◆ Written problem
Below is the data. Give it again, complete and exact.

◆ Records supplied
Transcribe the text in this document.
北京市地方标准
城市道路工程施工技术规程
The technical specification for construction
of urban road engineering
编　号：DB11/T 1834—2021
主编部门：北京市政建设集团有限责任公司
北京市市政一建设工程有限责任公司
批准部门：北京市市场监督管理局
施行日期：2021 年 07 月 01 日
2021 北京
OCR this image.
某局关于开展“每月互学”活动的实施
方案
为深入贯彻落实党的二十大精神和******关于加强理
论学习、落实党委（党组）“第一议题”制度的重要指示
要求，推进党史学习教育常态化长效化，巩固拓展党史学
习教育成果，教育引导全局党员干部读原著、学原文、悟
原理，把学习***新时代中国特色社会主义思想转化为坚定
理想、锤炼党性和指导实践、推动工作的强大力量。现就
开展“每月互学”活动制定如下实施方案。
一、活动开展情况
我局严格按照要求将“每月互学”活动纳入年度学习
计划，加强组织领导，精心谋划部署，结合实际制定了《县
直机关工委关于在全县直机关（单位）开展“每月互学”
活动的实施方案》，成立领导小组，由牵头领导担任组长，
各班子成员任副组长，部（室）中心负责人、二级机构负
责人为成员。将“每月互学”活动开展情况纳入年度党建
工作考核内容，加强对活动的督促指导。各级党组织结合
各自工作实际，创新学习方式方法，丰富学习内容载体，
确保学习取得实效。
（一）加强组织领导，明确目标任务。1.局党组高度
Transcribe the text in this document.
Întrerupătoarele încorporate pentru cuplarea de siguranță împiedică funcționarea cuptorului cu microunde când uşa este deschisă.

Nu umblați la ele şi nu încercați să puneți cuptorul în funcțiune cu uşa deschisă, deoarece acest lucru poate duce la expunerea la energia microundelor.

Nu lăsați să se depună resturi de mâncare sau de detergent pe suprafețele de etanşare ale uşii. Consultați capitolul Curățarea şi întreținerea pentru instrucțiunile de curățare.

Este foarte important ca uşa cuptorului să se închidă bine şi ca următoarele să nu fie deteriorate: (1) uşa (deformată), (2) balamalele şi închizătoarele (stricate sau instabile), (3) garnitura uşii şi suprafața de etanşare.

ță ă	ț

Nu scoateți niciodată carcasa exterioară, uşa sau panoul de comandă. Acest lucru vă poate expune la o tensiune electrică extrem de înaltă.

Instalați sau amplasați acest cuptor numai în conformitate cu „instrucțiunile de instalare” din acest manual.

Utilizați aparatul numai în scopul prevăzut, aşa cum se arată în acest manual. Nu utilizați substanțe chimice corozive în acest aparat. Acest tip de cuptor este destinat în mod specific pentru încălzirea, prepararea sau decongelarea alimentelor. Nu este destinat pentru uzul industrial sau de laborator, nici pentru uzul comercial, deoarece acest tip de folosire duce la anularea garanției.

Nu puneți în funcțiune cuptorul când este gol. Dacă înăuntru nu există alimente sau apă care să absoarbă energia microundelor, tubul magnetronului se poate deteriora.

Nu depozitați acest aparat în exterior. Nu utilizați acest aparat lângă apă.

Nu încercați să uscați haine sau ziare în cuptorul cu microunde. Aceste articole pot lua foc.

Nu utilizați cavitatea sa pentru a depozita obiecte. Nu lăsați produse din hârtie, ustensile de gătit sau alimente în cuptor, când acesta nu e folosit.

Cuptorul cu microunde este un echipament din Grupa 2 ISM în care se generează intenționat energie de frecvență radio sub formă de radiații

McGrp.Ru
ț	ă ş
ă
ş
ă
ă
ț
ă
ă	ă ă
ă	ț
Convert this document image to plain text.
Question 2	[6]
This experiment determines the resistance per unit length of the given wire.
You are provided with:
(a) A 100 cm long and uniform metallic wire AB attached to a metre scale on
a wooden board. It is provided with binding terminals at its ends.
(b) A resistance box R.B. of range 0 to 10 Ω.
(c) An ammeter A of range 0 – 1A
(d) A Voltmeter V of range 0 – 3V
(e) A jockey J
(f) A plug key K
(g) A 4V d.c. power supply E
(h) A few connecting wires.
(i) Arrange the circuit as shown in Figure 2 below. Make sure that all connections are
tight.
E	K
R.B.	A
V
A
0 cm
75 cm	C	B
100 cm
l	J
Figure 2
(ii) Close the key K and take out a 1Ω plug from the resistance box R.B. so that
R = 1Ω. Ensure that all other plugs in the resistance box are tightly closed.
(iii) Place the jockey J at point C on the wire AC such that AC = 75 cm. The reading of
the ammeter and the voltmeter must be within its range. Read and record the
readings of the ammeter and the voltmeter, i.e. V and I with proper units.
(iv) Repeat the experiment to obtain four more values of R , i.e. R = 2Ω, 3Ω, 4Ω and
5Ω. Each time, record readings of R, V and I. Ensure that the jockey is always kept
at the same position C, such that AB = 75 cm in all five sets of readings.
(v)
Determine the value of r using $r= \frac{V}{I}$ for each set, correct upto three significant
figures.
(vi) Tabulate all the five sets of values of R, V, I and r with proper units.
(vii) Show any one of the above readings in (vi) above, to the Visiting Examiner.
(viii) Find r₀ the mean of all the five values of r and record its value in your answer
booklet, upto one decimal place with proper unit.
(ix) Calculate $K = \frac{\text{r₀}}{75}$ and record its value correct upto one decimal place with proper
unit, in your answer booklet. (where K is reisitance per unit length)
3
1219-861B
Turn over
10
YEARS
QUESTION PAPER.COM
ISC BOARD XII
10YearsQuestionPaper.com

◆ Result for this exercise
Transcribe the text in this document.
北京市地方标准
城市道路工程施工技术规程
The technical specification for construction
of urban road engineering
编　号：DB11/T 1834—2021
主编部门：北京市政建设集团有限责任公司
北京市市政一建设工程有限责任公司
批准部门：北京市市场监督管理局
施行日期：2021 年 07 月 01 日
2021 北京
OCR this image.
某局关于开展“每月互学”活动的实施
方案
为深入贯彻落实党的二十大精神和******关于加强理
论学习、落实党委（党组）“第一议题”制度的重要指示
要求，推进党史学习教育常态化长效化，巩固拓展党史学
习教育成果，教育引导全局党员干部读原著、学原文、悟
原理，把学习***新时代中国特色社会主义思想转化为坚定
理想、锤炼党性和指导实践、推动工作的强大力量。现就
开展“每月互学”活动制定如下实施方案。
一、活动开展情况
我局严格按照要求将“每月互学”活动纳入年度学习
计划，加强组织领导，精心谋划部署，结合实际制定了《县
直机关工委关于在全县直机关（单位）开展“每月互学”
活动的实施方案》，成立领导小组，由牵头领导担任组长，
各班子成员任副组长，部（室）中心负责人、二级机构负
责人为成员。将“每月互学”活动开展情况纳入年度党建
工作考核内容，加强对活动的督促指导。各级党组织结合
各自工作实际，创新学习方式方法，丰富学习内容载体，
确保学习取得实效。
（一）加强组织领导，明确目标任务。1.局党组高度
Transcribe the text in this document.
Întrerupătoarele încorporate pentru cuplarea de siguranță împiedică funcționarea cuptorului cu microunde când uşa este deschisă.

Nu umblați la ele şi nu încercați să puneți cuptorul în funcțiune cu uşa deschisă, deoarece acest lucru poate duce la expunerea la energia microundelor.

Nu lăsați să se depună resturi de mâncare sau de detergent pe suprafețele de etanşare ale uşii. Consultați capitolul Curățarea şi întreținerea pentru instrucțiunile de curățare.

Este foarte important ca uşa cuptorului să se închidă bine şi ca următoarele să nu fie deteriorate: (1) uşa (deformată), (2) balamalele şi închizătoarele (stricate sau instabile), (3) garnitura uşii şi suprafața de etanşare.

ță ă	ț

Nu scoateți niciodată carcasa exterioară, uşa sau panoul de comandă. Acest lucru vă poate expune la o tensiune electrică extrem de înaltă.

Instalați sau amplasați acest cuptor numai în conformitate cu „instrucțiunile de instalare” din acest manual.

Utilizați aparatul numai în scopul prevăzut, aşa cum se arată în acest manual. Nu utilizați substanțe chimice corozive în acest aparat. Acest tip de cuptor este destinat în mod specific pentru încălzirea, prepararea sau decongelarea alimentelor. Nu este destinat pentru uzul industrial sau de laborator, nici pentru uzul comercial, deoarece acest tip de folosire duce la anularea garanției.

Nu puneți în funcțiune cuptorul când este gol. Dacă înăuntru nu există alimente sau apă care să absoarbă energia microundelor, tubul magnetronului se poate deteriora.

Nu depozitați acest aparat în exterior. Nu utilizați acest aparat lângă apă.

Nu încercați să uscați haine sau ziare în cuptorul cu microunde. Aceste articole pot lua foc.

Nu utilizați cavitatea sa pentru a depozita obiecte. Nu lăsați produse din hârtie, ustensile de gătit sau alimente în cuptor, când acesta nu e folosit.

Cuptorul cu microunde este un echipament din Grupa 2 ISM în care se generează intenționat energie de frecvență radio sub formă de radiații

McGrp.Ru
ț	ă ş
ă
ş
ă
ă
ț
ă
ă	ă ă
ă	ț
Convert this document image to plain text.
Question 2	[6]
This experiment determines the resistance per unit length of the given wire.
You are provided with:
(a) A 100 cm long and uniform metallic wire AB attached to a metre scale on
a wooden board. It is provided with binding terminals at its ends.
(b) A resistance box R.B. of range 0 to 10 Ω.
(c) An ammeter A of range 0 – 1A
(d) A Voltmeter V of range 0 – 3V
(e) A jockey J
(f) A plug key K
(g) A 4V d.c. power supply E
(h) A few connecting wires.
(i) Arrange the circuit as shown in Figure 2 below. Make sure that all connections are
tight.
E	K
R.B.	A
V
A
0 cm
75 cm	C	B
100 cm
l	J
Figure 2
(ii) Close the key K and take out a 1Ω plug from the resistance box R.B. so that
R = 1Ω. Ensure that all other plugs in the resistance box are tightly closed.
(iii) Place the jockey J at point C on the wire AC such that AC = 75 cm. The reading of
the ammeter and the voltmeter must be within its range. Read and record the
readings of the ammeter and the voltmeter, i.e. V and I with proper units.
(iv) Repeat the experiment to obtain four more values of R , i.e. R = 2Ω, 3Ω, 4Ω and
5Ω. Each time, record readings of R, V and I. Ensure that the jockey is always kept
at the same position C, such that AB = 75 cm in all five sets of readings.
(v)
Determine the value of r using $r= \frac{V}{I}$ for each set, correct upto three significant
figures.
(vi) Tabulate all the five sets of values of R, V, I and r with proper units.
(vii) Show any one of the above readings in (vi) above, to the Visiting Examiner.
(viii) Find r₀ the mean of all the five values of r and record its value in your answer
booklet, upto one decimal place with proper unit.
(ix) Calculate $K = \frac{\text{r₀}}{75}$ and record its value correct upto one decimal place with proper
unit, in your answer booklet. (where K is reisitance per unit length)
3
1219-861B
Turn over
10
YEARS
QUESTION PAPER.COM
ISC BOARD XII
10YearsQuestionPaper.com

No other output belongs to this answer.